● Given instruction: Will you give the material below again, every line exactly as it is?

● Dataset rows:
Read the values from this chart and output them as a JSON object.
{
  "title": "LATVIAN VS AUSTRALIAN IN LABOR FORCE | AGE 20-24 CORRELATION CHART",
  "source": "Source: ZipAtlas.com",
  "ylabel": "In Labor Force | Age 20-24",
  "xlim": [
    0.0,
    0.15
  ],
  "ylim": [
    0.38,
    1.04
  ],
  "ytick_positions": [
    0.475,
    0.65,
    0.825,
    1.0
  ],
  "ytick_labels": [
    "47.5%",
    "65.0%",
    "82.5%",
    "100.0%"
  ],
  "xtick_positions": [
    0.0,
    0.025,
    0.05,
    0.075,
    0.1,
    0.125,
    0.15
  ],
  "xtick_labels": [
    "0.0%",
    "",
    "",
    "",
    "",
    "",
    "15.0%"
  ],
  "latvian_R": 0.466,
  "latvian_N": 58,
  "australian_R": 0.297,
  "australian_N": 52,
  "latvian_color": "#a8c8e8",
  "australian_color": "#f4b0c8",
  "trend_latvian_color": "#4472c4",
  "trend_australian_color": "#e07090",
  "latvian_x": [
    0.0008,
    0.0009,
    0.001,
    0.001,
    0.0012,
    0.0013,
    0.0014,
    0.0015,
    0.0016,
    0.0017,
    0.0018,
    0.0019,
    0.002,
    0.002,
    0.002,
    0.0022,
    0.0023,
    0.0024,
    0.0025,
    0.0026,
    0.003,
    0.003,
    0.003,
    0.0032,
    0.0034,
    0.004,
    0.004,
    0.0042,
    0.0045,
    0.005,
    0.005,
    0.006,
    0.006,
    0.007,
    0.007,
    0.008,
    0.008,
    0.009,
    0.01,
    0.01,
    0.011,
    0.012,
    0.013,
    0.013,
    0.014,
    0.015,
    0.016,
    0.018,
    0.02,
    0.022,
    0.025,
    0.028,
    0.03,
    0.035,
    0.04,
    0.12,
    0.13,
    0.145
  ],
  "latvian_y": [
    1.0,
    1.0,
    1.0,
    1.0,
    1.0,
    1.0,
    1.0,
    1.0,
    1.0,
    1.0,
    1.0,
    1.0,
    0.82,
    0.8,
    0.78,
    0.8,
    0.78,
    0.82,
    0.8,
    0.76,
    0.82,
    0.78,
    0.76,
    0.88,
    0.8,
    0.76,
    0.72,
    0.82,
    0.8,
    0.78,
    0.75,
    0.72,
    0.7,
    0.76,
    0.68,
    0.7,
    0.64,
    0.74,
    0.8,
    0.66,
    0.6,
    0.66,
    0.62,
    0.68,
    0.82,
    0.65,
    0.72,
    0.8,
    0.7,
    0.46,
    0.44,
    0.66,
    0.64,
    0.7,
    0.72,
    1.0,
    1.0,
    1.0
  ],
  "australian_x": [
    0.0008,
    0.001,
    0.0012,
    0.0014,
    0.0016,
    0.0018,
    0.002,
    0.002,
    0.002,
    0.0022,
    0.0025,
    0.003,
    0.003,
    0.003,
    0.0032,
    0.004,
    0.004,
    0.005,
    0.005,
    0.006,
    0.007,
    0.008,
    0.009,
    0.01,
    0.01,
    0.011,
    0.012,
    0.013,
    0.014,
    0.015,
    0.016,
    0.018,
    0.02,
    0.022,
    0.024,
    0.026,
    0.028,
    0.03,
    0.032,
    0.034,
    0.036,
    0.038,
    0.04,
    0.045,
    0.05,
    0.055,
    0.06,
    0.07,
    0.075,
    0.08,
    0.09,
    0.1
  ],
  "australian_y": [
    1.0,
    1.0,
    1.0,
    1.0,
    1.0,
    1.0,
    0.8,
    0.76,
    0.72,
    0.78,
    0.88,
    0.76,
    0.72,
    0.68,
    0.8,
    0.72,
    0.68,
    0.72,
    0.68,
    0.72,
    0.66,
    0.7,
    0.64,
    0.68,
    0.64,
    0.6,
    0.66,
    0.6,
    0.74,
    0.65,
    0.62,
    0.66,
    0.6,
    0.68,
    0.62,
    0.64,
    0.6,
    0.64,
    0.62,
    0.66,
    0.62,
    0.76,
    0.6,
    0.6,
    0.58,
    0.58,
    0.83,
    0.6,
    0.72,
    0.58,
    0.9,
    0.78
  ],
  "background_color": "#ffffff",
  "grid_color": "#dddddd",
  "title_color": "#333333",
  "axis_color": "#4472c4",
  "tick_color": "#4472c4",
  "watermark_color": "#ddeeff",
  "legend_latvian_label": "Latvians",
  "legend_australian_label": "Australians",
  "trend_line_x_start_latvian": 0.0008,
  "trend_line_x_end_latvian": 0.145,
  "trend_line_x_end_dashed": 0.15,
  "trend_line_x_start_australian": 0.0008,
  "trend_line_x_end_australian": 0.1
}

● Solved problem:
Read the values from this chart and output them as a JSON object.
{
  "title": "LATVIAN VS AUSTRALIAN IN LABOR FORCE | AGE 20-24 CORRELATION CHART",
  "source": "Source: ZipAtlas.com",
  "ylabel": "In Labor Force | Age 20-24",
  "xlim": [
    0.0,
    0.15
  ],
  "ylim": [
    0.38,
    1.04
  ],
  "ytick_positions": [
    0.475,
    0.65,
    0.825,
    1.0
  ],
  "ytick_labels": [
    "47.5%",
    "65.0%",
    "82.5%",
    "100.0%"
  ],
  "xtick_positions": [
    0.0,
    0.025,
    0.05,
    0.075,
    0.1,
    0.125,
    0.15
  ],
  "xtick_labels": [
    "0.0%",
    "",
    "",
    "",
    "",
    "",
    "15.0%"
  ],
  "latvian_R": 0.466,
  "latvian_N": 58,
  "australian_R": 0.297,
  "australian_N": 52,
  "latvian_color": "#a8c8e8",
  "australian_color": "#f4b0c8",
  "trend_latvian_color": "#4472c4",
  "trend_australian_color": "#e07090",
  "latvian_x": [
    0.0008,
    0.0009,
    0.001,
    0.001,
    0.0012,
    0.0013,
    0.0014,
    0.0015,
    0.0016,
    0.0017,
    0.0018,
    0.0019,
    0.002,
    0.002,
    0.002,
    0.0022,
    0.0023,
    0.0024,
    0.0025,
    0.0026,
    0.003,
    0.003,
    0.003,
    0.0032,
    0.0034,
    0.004,
    0.004,
    0.0042,
    0.0045,
    0.005,
    0.005,
    0.006,
    0.006,
    0.007,
    0.007,
    0.008,
    0.008,
    0.009,
    0.01,
    0.01,
    0.011,
    0.012,
    0.013,
    0.013,
    0.014,
    0.015,
    0.016,
    0.018,
    0.02,
    0.022,
    0.025,
    0.028,
    0.03,
    0.035,
    0.04,
    0.12,
    0.13,
    0.145
  ],
  "latvian_y": [
    1.0,
    1.0,
    1.0,
    1.0,
    1.0,
    1.0,
    1.0,
    1.0,
    1.0,
    1.0,
    1.0,
    1.0,
    0.82,
    0.8,
    0.78,
    0.8,
    0.78,
    0.82,
    0.8,
    0.76,
    0.82,
    0.78,
    0.76,
    0.88,
    0.8,
    0.76,
    0.72,
    0.82,
    0.8,
    0.78,
    0.75,
    0.72,
    0.7,
    0.76,
    0.68,
    0.7,
    0.64,
    0.74,
    0.8,
    0.66,
    0.6,
    0.66,
    0.62,
    0.68,
    0.82,
    0.65,
    0.72,
    0.8,
    0.7,
    0.46,
    0.44,
    0.66,
    0.64,
    0.7,
    0.72,
    1.0,
    1.0,
    1.0
  ],
  "australian_x": [
    0.0008,
    0.001,
    0.0012,
    0.0014,
    0.0016,
    0.0018,
    0.002,
    0.002,
    0.002,
    0.0022,
    0.0025,
    0.003,
    0.003,
    0.003,
    0.0032,
    0.004,
    0.004,
    0.005,
    0.005,
    0.006,
    0.007,
    0.008,
    0.009,
    0.01,
    0.01,
    0.011,
    0.012,
    0.013,
    0.014,
    0.015,
    0.016,
    0.018,
    0.02,
    0.022,
    0.024,
    0.026,
    0.028,
    0.03,
    0.032,
    0.034,
    0.036,
    0.038,
    0.04,
    0.045,
    0.05,
    0.055,
    0.06,
    0.07,
    0.075,
    0.08,
    0.09,
    0.1
  ],
  "australian_y": [
    1.0,
    1.0,
    1.0,
    1.0,
    1.0,
    1.0,
    0.8,
    0.76,
    0.72,
    0.78,
    0.88,
    0.76,
    0.72,
    0.68,
    0.8,
    0.72,
    0.68,
    0.72,
    0.68,
    0.72,
    0.66,
    0.7,
    0.64,
    0.68,
    0.64,
    0.6,
    0.66,
    0.6,
    0.74,
    0.65,
    0.62,
    0.66,
    0.6,
    0.68,
    0.62,
    0.64,
    0.6,
    0.64,
    0.62,
    0.66,
    0.62,
    0.76,
    0.6,
    0.6,
    0.58,
    0.58,
    0.83,
    0.6,
    0.72,
    0.58,
    0.9,
    0.78
  ],
  "background_color": "#ffffff",
  "grid_color": "#dddddd",
  "title_color": "#333333",
  "axis_color": "#4472c4",
  "tick_color": "#4472c4",
  "watermark_color": "#ddeeff",
  "legend_latvian_label": "Latvians",
  "legend_australian_label": "Australians",
  "trend_line_x_start_latvian": 0.0008,
  "trend_line_x_end_latvian": 0.145,
  "trend_line_x_end_dashed": 0.15,
  "trend_line_x_start_australian": 0.0008,
  "trend_line_x_end_australian": 0.1
}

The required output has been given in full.